DIRECTION = Tally the lines in the records underneath that contain the string "image", and state the figure by itself.

....................

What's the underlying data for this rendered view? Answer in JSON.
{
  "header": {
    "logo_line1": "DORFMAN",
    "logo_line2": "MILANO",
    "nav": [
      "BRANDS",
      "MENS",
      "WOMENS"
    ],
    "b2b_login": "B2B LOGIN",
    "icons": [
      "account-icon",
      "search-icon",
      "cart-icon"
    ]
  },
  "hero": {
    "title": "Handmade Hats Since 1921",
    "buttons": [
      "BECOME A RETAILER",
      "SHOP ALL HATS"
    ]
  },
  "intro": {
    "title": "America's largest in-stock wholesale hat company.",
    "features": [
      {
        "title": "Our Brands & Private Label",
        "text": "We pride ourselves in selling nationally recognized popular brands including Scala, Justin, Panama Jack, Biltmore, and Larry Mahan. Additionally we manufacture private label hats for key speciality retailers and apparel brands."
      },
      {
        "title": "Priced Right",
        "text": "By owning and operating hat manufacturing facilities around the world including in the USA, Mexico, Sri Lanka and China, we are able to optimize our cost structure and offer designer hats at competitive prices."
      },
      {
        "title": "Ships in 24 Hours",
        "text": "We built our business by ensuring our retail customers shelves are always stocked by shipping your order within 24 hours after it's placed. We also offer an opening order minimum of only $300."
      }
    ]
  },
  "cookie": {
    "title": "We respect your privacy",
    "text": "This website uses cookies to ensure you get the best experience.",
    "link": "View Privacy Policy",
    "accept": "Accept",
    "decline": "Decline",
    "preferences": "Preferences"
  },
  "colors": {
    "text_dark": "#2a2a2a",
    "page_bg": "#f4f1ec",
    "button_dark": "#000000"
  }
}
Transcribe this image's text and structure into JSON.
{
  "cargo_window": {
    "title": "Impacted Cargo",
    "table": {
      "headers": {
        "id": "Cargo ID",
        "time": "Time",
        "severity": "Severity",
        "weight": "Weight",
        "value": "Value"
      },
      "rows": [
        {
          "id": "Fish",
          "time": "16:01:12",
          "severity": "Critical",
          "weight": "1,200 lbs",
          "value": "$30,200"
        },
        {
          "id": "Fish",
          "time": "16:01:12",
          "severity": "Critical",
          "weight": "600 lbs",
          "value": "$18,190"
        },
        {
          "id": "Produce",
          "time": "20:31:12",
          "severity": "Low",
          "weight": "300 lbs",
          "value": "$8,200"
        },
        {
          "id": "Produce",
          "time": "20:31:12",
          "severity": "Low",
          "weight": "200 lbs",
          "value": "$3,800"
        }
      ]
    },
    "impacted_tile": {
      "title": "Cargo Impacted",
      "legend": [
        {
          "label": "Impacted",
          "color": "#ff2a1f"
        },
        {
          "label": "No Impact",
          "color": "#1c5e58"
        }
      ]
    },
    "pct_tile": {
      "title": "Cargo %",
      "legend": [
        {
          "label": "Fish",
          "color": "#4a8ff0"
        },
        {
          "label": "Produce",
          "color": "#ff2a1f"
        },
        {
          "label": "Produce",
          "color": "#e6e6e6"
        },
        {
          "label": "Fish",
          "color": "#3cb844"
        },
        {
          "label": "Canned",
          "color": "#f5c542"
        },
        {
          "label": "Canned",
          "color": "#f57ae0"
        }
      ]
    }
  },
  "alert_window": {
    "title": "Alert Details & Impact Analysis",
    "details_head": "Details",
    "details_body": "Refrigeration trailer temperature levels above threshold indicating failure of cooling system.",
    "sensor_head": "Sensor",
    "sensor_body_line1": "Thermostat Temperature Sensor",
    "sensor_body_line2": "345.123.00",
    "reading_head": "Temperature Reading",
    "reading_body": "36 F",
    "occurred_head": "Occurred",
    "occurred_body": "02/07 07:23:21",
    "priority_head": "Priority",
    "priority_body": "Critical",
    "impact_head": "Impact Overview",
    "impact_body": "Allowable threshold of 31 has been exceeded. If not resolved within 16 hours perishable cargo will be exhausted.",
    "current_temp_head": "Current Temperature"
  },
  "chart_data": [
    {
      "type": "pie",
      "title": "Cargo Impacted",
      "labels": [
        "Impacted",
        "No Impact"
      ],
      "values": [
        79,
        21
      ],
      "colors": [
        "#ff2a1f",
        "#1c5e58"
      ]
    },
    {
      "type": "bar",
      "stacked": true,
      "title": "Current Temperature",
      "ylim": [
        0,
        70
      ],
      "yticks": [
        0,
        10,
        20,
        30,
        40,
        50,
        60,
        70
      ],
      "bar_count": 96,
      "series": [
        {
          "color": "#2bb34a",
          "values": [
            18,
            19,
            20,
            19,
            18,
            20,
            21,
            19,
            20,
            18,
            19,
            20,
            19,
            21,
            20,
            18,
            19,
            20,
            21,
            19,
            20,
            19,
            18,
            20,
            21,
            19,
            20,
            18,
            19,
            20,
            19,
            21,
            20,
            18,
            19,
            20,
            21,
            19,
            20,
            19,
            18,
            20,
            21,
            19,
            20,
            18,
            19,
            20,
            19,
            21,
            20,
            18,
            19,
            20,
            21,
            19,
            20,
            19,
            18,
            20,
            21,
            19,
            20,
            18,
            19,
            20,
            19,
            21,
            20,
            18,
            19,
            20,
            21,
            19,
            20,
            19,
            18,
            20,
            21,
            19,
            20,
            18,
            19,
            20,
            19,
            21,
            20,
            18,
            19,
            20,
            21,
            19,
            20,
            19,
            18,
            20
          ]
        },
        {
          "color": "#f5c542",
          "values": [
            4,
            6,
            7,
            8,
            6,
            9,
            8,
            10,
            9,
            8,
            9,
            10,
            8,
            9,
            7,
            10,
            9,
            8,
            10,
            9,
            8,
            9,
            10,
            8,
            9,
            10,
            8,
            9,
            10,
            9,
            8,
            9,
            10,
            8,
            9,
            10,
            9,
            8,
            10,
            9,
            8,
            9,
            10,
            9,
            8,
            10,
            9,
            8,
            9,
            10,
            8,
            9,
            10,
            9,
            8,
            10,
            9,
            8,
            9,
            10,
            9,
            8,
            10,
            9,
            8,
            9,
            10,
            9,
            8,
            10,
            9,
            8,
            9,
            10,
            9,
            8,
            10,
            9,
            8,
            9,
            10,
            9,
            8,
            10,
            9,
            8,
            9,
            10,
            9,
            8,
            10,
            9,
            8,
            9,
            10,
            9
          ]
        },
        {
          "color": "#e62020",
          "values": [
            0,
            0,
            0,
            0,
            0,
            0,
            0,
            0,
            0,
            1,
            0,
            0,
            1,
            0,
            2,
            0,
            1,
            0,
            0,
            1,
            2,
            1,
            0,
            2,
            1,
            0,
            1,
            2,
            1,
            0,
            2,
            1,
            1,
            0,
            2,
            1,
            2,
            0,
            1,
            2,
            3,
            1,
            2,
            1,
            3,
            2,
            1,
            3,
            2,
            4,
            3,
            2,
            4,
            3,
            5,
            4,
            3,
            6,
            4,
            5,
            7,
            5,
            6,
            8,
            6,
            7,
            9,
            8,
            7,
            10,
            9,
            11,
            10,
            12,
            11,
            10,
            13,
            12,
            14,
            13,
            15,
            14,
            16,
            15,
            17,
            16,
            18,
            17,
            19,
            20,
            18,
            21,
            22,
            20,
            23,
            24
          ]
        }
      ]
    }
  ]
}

....................

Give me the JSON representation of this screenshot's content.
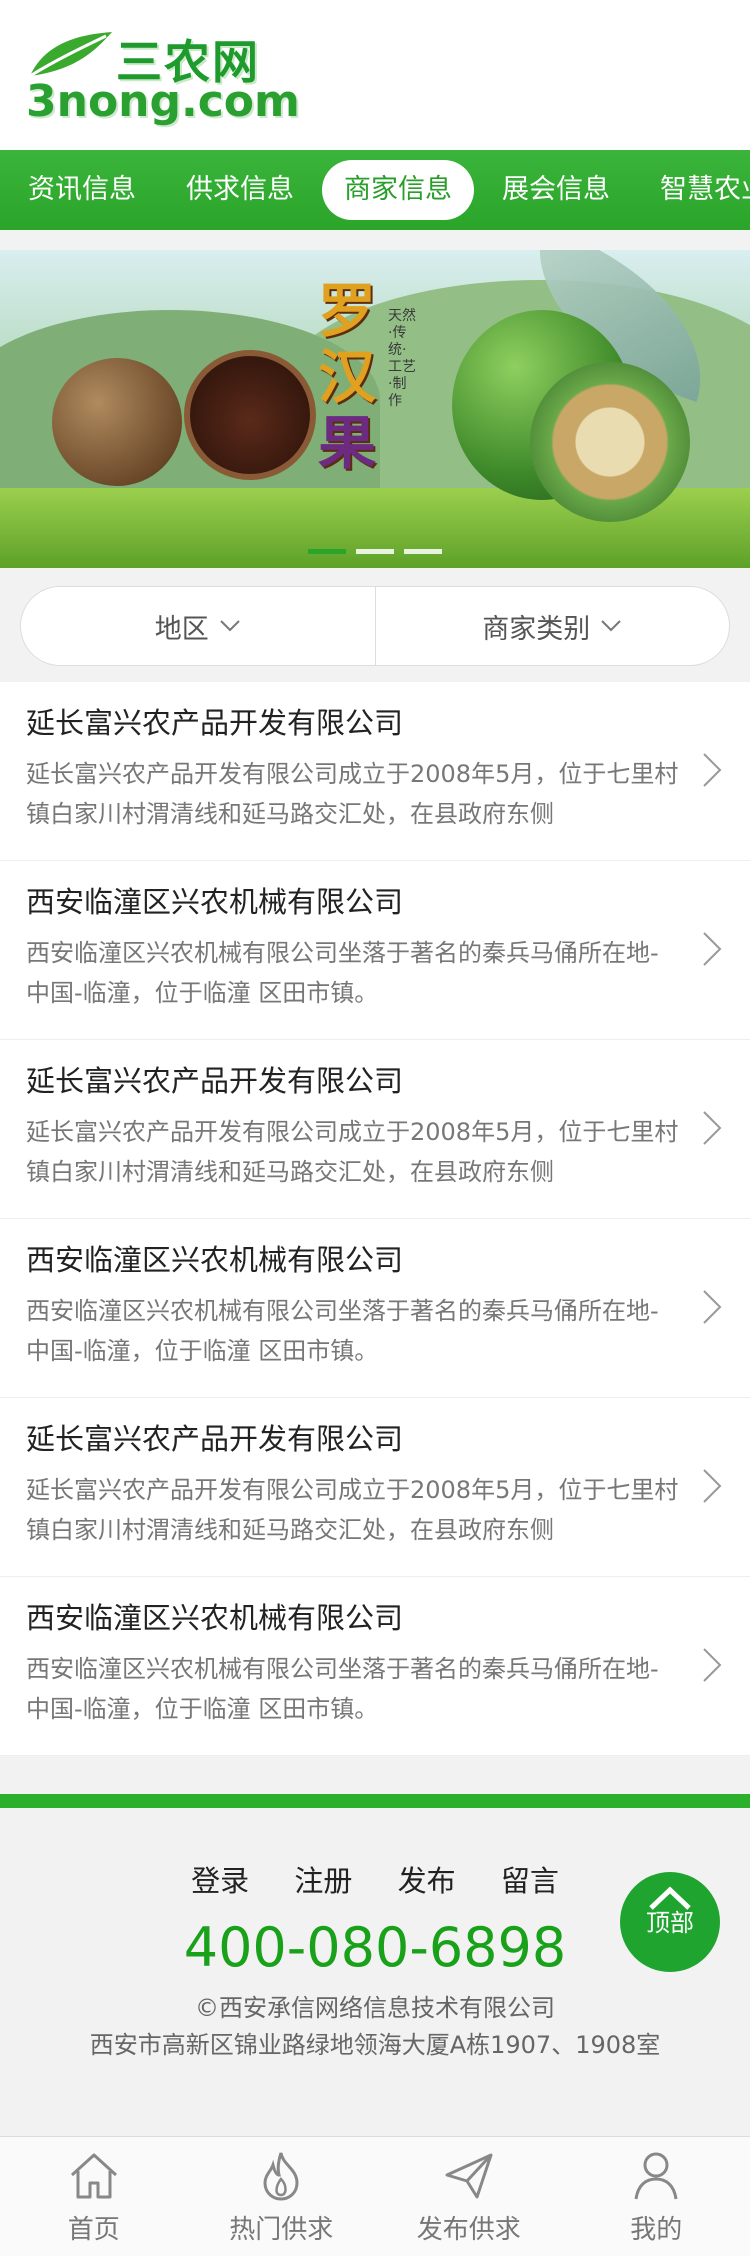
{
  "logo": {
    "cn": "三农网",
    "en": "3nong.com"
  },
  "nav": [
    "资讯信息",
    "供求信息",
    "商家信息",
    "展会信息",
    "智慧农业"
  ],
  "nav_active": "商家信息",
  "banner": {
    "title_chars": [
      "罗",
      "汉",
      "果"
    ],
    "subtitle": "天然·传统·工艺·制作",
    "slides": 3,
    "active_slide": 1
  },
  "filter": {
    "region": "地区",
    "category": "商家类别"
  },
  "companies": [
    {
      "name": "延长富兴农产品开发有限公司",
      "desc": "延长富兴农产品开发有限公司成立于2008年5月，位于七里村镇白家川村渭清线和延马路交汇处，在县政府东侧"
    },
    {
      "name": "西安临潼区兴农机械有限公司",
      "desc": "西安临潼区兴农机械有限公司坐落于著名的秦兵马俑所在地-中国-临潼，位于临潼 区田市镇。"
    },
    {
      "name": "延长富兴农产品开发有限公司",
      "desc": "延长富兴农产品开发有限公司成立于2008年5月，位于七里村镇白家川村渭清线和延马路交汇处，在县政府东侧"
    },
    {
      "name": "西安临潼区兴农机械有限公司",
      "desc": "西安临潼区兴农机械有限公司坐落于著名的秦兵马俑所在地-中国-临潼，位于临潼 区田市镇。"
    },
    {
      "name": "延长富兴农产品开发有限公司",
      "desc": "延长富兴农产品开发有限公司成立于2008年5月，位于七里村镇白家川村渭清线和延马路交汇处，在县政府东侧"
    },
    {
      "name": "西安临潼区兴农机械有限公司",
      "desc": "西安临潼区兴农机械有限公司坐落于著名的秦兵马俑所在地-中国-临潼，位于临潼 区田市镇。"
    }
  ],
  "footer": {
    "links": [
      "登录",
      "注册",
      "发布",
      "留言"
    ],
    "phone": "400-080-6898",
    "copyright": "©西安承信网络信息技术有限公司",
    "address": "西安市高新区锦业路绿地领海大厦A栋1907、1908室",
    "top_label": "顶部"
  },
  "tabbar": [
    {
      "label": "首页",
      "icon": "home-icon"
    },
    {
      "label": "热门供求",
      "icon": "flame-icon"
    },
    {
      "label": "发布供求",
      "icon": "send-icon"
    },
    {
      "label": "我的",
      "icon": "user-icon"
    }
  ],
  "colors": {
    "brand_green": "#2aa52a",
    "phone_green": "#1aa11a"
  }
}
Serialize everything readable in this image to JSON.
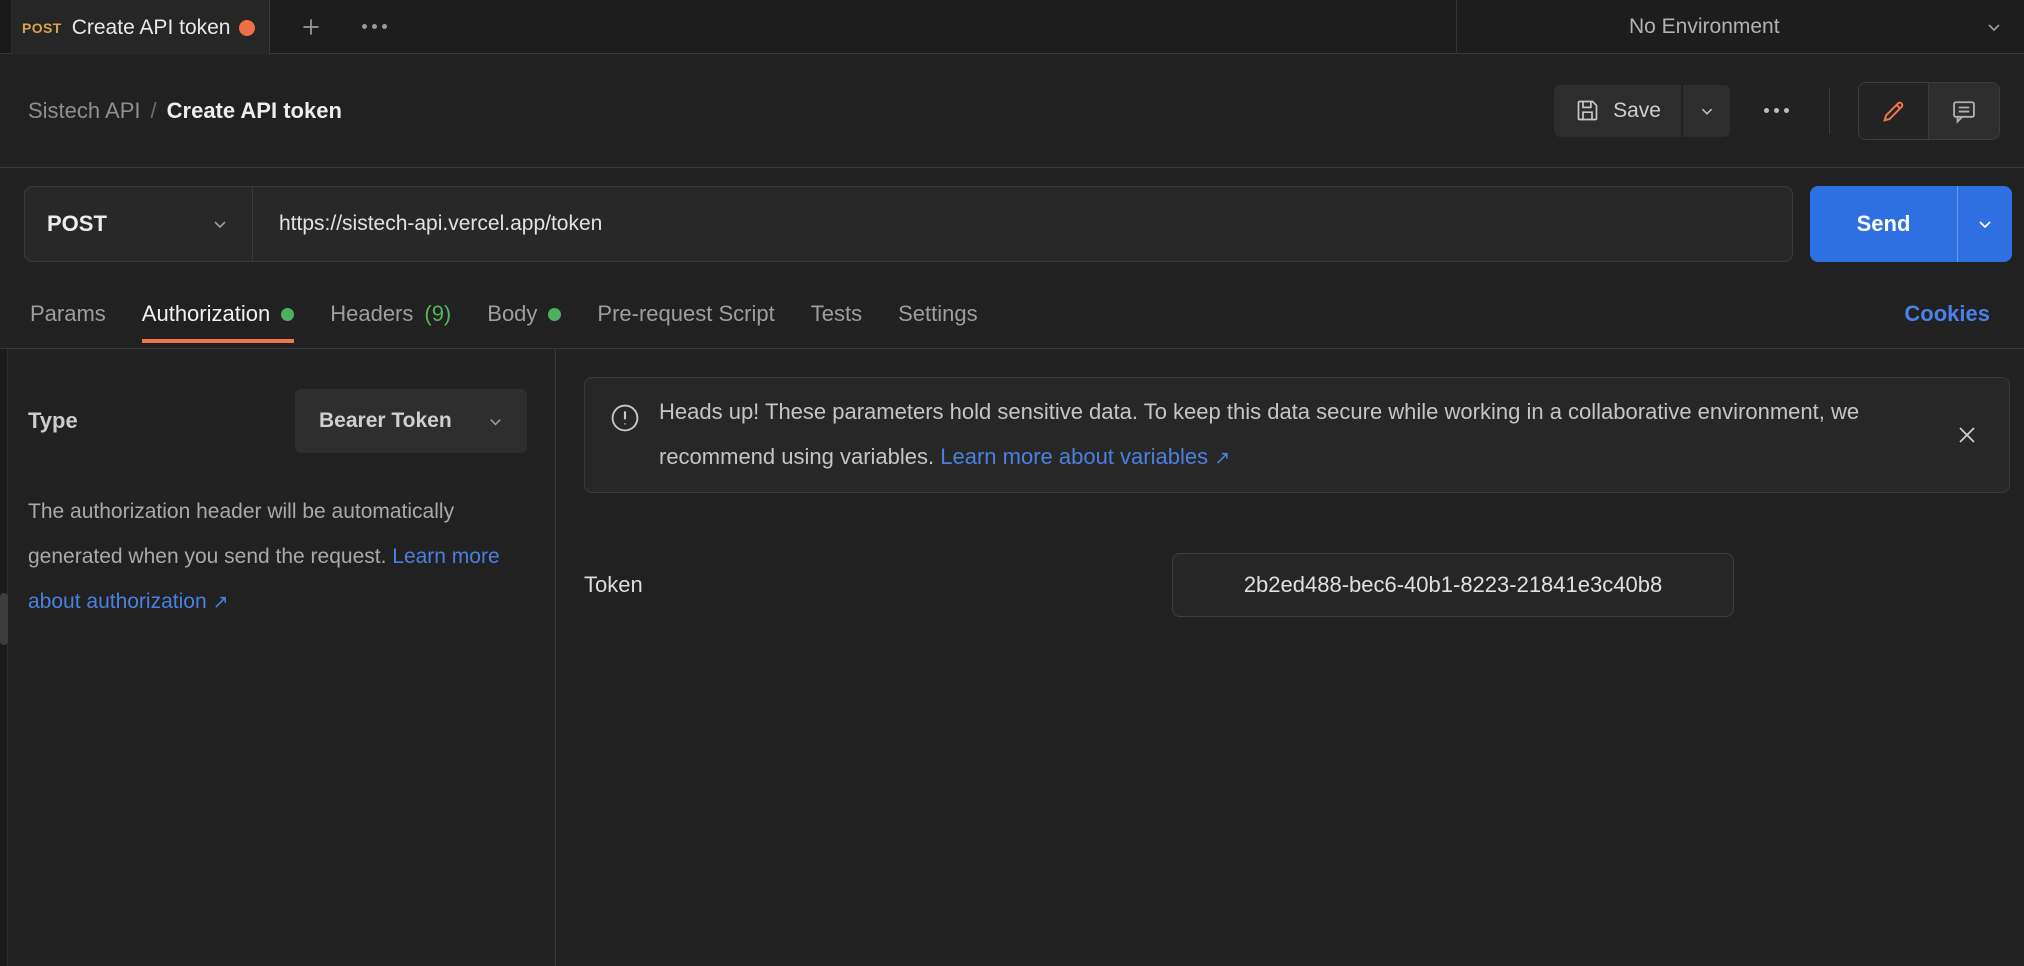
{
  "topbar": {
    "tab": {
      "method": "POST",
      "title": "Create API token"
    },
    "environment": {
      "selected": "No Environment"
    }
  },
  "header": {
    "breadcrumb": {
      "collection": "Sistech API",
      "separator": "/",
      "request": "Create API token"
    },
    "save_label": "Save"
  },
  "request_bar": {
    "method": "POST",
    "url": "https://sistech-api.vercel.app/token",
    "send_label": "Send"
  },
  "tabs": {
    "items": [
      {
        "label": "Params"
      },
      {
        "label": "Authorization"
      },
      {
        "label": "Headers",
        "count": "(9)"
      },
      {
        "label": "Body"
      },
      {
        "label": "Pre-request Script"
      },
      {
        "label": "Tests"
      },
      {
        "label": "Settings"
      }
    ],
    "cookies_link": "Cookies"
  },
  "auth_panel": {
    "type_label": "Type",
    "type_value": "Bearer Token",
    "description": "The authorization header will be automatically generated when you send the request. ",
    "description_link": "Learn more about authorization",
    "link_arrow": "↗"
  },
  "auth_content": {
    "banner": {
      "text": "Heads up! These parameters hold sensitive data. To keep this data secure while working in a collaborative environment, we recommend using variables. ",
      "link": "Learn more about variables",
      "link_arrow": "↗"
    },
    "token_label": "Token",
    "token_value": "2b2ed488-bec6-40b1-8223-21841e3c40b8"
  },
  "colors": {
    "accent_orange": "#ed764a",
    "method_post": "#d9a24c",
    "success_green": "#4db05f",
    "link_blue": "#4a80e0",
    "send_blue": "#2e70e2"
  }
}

....................

RESULT FOR THIS EXERCISE = 2